#### WRITTEN PROBLEM:
Consider the records below. How many of their lines include the word "page"? State the number and nothing else.

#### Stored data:
start

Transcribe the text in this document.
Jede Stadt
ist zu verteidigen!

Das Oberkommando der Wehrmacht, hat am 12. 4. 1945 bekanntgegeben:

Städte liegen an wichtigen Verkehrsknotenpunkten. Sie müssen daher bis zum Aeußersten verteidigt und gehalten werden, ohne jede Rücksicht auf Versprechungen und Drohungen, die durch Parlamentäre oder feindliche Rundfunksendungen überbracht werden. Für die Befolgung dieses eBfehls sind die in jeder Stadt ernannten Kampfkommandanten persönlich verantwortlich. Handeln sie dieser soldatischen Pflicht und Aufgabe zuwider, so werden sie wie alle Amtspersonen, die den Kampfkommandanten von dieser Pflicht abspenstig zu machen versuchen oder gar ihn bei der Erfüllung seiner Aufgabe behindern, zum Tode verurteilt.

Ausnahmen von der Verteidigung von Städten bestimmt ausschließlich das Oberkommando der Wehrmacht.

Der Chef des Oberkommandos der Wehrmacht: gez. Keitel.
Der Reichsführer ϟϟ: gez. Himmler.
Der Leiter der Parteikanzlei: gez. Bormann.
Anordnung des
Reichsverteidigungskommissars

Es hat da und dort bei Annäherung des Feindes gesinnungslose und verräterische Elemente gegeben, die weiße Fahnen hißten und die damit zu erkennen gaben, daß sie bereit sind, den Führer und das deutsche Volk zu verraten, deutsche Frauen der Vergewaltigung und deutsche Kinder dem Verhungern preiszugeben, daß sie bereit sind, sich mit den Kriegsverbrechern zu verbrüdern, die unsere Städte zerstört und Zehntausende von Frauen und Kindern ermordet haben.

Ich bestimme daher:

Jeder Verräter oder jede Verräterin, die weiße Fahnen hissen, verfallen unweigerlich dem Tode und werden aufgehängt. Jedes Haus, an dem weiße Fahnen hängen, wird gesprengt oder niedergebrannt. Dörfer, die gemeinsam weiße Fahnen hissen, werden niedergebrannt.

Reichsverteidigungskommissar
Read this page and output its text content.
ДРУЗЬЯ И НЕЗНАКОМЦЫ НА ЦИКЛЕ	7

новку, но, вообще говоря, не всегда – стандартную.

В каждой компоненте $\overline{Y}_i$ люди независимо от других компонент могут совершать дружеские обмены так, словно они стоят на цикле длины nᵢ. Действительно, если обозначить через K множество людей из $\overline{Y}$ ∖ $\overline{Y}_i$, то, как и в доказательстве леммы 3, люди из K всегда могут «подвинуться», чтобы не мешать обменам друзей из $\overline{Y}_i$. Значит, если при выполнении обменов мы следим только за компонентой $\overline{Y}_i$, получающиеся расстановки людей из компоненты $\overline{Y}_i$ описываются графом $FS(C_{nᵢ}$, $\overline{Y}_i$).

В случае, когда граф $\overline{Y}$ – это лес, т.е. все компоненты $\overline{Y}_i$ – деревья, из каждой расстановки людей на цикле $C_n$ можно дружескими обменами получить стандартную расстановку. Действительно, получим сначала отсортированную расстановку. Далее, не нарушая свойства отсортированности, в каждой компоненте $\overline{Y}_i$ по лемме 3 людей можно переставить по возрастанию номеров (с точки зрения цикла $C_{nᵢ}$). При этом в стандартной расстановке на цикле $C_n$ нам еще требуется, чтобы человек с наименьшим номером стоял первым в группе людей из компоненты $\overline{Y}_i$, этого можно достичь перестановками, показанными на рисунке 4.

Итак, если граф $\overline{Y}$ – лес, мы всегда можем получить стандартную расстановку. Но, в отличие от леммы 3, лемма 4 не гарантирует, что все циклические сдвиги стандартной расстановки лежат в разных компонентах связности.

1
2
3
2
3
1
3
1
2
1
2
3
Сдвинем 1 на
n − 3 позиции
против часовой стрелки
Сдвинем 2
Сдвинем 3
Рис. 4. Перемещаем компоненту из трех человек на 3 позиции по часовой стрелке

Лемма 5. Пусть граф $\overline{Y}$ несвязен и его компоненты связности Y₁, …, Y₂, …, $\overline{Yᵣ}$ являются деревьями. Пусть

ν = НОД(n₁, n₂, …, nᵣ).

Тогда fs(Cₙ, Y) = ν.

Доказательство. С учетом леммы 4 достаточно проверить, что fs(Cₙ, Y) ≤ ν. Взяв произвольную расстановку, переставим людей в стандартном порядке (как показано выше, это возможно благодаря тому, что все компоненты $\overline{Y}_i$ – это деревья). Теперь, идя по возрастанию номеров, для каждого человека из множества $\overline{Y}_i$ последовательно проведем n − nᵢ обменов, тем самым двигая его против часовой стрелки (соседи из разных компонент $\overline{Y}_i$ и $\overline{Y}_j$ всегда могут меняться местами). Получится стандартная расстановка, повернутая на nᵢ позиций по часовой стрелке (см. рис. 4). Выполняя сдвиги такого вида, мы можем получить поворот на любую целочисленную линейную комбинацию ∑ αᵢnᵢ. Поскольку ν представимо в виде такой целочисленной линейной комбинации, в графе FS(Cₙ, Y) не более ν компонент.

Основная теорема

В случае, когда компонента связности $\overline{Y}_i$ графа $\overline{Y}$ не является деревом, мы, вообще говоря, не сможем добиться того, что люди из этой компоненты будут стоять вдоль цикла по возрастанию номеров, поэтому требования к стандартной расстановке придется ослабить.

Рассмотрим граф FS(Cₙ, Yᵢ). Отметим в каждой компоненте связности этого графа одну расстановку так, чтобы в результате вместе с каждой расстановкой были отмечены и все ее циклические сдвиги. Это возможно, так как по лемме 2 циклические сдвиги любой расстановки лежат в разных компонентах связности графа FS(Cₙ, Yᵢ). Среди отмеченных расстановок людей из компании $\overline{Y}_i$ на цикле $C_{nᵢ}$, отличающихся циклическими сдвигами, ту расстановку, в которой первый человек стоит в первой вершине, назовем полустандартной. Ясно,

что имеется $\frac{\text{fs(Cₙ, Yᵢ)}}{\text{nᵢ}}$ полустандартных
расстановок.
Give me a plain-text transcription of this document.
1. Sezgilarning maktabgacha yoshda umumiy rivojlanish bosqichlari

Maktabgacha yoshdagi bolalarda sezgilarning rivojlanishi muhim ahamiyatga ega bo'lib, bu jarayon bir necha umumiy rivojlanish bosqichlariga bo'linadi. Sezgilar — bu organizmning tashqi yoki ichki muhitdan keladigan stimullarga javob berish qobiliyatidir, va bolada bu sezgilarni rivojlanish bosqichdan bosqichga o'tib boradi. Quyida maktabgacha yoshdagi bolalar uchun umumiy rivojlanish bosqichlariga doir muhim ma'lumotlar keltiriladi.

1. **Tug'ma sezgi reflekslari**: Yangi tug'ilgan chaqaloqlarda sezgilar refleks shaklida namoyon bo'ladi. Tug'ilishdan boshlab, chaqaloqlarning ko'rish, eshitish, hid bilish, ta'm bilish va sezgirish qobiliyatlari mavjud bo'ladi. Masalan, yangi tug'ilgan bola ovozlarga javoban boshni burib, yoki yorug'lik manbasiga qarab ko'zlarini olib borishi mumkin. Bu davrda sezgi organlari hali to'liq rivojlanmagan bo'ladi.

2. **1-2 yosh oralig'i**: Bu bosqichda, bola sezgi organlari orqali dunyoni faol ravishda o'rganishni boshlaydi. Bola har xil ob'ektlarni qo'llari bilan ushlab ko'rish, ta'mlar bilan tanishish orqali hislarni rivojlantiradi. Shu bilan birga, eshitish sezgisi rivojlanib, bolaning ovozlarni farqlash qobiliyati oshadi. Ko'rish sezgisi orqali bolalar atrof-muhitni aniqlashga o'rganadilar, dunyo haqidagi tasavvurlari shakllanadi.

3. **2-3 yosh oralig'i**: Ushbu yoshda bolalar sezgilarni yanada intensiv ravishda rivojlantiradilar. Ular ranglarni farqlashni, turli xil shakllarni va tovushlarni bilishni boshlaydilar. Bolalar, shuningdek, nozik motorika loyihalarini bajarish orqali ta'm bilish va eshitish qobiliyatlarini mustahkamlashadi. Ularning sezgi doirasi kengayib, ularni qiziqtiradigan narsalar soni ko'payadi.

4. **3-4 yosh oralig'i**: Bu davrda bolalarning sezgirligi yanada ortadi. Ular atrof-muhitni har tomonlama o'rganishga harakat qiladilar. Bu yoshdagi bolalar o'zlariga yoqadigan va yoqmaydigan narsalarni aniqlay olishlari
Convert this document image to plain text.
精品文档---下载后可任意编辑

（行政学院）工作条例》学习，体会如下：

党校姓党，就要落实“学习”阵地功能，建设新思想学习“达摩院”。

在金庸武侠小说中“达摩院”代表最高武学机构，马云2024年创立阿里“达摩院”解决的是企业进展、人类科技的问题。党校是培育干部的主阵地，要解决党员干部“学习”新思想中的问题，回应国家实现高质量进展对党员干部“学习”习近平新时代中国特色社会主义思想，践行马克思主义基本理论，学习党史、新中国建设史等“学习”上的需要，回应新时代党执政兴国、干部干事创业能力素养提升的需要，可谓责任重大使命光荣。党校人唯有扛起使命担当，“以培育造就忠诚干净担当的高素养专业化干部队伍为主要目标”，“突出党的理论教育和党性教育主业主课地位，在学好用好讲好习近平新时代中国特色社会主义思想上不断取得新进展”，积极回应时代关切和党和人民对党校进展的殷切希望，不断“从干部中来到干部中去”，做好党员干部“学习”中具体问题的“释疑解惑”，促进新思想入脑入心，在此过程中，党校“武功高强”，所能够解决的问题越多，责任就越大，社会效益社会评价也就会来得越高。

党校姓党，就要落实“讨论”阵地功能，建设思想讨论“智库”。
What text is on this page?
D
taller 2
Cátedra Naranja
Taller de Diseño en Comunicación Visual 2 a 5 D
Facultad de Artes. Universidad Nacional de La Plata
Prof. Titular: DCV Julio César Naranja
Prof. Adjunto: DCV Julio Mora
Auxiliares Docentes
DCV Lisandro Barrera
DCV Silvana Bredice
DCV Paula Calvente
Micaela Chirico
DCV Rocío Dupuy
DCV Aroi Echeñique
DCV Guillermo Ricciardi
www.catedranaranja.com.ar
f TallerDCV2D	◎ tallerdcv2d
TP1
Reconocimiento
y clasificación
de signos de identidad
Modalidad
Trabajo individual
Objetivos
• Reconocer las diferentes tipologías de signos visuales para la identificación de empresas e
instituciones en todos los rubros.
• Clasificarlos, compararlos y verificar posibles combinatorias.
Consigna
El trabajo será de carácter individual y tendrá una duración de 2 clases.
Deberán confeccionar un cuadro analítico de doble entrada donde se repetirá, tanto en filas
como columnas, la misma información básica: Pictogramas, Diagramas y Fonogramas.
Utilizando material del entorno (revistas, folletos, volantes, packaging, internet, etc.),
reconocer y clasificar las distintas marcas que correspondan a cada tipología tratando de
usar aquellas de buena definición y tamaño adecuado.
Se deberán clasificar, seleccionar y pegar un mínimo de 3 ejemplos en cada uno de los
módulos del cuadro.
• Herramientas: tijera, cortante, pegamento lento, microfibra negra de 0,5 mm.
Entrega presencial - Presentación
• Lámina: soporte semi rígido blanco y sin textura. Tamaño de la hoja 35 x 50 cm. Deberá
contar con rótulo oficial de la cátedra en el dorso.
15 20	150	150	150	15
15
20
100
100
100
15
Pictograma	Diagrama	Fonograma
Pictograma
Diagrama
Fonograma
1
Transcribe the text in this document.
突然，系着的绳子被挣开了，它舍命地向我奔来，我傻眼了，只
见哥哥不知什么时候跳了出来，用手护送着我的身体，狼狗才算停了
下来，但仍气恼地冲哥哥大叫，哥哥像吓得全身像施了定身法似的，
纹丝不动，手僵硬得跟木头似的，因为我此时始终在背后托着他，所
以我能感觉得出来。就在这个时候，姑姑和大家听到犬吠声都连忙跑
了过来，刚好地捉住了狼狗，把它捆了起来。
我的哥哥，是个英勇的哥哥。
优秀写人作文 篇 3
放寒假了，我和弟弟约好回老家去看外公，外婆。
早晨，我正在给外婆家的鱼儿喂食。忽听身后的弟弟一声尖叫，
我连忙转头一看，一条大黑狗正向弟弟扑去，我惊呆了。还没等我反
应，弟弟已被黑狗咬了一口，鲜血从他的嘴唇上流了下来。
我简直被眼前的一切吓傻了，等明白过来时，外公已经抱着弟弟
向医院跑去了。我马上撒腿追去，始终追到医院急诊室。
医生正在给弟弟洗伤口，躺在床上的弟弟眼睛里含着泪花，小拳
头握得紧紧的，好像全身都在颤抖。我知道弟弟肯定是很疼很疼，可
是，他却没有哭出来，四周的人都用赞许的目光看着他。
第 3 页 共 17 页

end

#### FULL RESPONSE:
2